• **DATASET**
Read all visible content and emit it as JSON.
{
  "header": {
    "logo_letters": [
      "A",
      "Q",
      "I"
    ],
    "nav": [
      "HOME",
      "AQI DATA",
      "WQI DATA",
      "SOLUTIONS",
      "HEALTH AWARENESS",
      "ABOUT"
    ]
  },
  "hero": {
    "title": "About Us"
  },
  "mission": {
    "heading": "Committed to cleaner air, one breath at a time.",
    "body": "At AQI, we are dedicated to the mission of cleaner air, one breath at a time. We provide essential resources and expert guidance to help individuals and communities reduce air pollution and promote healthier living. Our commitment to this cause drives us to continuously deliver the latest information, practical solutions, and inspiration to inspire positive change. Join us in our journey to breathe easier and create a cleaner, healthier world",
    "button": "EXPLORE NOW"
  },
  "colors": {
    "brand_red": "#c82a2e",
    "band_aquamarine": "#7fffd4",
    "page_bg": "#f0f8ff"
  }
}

• **REQUEST**
From the listing above, extract every line exactly as it stands.

• **EXPECTED ANSWER**
Read all visible content and emit it as JSON.
{
  "header": {
    "logo_letters": [
      "A",
      "Q",
      "I"
    ],
    "nav": [
      "HOME",
      "AQI DATA",
      "WQI DATA",
      "SOLUTIONS",
      "HEALTH AWARENESS",
      "ABOUT"
    ]
  },
  "hero": {
    "title": "About Us"
  },
  "mission": {
    "heading": "Committed to cleaner air, one breath at a time.",
    "body": "At AQI, we are dedicated to the mission of cleaner air, one breath at a time. We provide essential resources and expert guidance to help individuals and communities reduce air pollution and promote healthier living. Our commitment to this cause drives us to continuously deliver the latest information, practical solutions, and inspiration to inspire positive change. Join us in our journey to breathe easier and create a cleaner, healthier world",
    "button": "EXPLORE NOW"
  },
  "colors": {
    "brand_red": "#c82a2e",
    "band_aquamarine": "#7fffd4",
    "page_bg": "#f0f8ff"
  }
}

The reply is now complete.